##### EXTRACTED INFORMATION #####
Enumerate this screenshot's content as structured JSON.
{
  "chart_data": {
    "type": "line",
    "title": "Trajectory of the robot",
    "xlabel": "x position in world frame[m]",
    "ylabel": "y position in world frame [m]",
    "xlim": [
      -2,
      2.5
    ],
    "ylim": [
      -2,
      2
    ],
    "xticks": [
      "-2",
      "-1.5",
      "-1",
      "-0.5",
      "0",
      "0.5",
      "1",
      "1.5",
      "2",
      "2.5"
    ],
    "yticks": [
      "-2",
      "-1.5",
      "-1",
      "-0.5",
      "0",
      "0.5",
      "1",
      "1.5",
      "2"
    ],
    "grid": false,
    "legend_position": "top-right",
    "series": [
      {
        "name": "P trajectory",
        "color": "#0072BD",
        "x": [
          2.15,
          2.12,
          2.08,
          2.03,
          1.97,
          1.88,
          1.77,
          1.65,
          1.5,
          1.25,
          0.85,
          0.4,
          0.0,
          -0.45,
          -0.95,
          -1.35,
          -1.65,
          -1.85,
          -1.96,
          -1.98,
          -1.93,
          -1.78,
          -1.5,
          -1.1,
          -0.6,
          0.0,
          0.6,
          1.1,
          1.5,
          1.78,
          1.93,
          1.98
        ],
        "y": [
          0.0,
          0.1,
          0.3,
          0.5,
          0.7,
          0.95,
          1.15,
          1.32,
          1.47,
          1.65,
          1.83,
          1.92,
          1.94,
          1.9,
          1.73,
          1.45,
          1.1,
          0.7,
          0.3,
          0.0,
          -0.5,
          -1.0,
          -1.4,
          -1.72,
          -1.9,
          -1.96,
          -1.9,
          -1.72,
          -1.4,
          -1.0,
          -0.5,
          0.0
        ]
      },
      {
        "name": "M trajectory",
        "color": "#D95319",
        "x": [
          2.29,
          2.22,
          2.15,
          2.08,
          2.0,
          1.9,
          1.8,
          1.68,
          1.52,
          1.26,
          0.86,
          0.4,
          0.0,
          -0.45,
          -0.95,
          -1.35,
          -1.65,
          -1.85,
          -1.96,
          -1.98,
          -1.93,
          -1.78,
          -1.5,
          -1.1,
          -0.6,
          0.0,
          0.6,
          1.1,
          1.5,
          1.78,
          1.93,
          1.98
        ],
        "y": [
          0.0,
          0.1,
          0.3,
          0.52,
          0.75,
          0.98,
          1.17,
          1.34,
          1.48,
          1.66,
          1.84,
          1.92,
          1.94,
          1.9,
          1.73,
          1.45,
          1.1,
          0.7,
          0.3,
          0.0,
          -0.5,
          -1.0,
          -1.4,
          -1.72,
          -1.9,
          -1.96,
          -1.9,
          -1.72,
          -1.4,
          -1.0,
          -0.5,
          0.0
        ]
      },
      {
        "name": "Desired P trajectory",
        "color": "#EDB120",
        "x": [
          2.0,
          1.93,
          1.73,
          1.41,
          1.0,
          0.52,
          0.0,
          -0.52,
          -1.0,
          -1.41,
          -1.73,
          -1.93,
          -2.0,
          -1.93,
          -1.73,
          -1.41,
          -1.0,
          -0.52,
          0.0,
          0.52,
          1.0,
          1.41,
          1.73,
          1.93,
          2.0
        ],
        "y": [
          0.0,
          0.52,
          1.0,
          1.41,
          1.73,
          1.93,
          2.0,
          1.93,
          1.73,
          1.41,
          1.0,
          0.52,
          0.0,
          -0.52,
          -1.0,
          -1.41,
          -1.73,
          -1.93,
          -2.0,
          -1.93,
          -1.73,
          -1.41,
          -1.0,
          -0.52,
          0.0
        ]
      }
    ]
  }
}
#####
#### [PROBLEM]
State, as a number only, how many lines in the entries include "color".

#### [TASK ANSWER]
3